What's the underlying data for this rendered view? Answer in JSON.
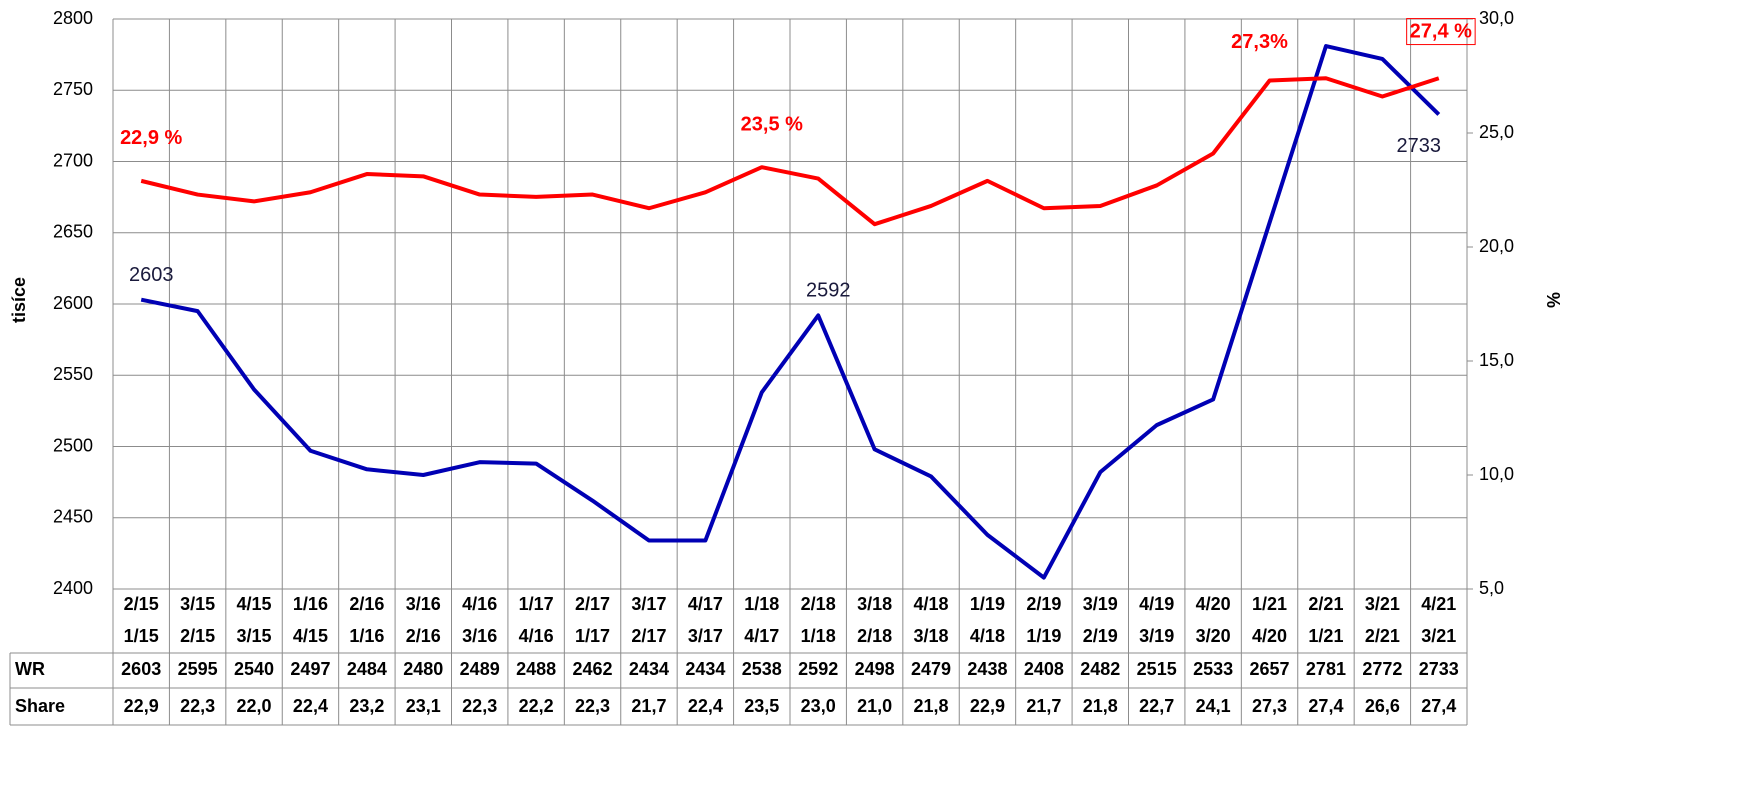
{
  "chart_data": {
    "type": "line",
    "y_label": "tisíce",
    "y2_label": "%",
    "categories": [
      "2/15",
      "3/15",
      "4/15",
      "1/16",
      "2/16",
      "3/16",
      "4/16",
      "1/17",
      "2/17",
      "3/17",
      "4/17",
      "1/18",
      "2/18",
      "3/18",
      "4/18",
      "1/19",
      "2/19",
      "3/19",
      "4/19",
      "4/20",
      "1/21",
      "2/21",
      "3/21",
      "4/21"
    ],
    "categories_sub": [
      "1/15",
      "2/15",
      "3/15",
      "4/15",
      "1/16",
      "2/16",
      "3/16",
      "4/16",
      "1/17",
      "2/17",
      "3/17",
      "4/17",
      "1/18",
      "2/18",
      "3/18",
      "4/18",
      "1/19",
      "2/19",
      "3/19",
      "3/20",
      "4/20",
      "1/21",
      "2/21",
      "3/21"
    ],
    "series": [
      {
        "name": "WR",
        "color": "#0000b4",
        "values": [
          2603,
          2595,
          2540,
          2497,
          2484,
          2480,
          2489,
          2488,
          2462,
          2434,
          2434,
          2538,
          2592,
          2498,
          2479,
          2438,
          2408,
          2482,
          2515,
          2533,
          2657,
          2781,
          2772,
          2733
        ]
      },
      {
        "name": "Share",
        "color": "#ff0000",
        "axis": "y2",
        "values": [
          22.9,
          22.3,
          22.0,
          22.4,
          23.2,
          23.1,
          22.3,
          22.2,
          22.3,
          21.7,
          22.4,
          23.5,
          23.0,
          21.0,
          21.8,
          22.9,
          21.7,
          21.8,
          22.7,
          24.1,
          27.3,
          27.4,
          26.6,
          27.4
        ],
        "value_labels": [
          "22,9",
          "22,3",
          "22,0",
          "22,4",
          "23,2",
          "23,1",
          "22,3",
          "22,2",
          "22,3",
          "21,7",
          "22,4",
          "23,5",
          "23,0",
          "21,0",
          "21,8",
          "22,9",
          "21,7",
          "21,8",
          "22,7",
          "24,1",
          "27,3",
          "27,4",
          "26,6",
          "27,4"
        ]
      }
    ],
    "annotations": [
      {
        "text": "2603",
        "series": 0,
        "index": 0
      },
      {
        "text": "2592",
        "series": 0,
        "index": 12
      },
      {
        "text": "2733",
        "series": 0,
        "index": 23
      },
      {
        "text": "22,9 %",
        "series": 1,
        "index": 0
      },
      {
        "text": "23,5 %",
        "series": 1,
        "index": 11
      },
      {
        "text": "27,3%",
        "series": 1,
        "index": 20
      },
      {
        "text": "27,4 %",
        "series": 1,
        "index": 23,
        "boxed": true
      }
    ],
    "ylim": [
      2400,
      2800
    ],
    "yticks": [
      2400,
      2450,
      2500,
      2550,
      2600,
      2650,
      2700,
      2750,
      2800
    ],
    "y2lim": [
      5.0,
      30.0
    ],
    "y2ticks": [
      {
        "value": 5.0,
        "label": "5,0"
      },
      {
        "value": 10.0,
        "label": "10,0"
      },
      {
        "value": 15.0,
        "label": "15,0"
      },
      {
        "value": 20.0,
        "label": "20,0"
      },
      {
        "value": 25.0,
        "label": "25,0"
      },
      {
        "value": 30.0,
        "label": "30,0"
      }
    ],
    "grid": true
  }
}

**WHAT THIS TASK INVOLVES**
Pick out each line containing the string "text" and copy it.

**EXERCISE RESPONSE**
        "text": "2603",
        "text": "2592",
        "text": "2733",
        "text": "22,9 %",
        "text": "23,5 %",
        "text": "27,3%",
        "text": "27,4 %",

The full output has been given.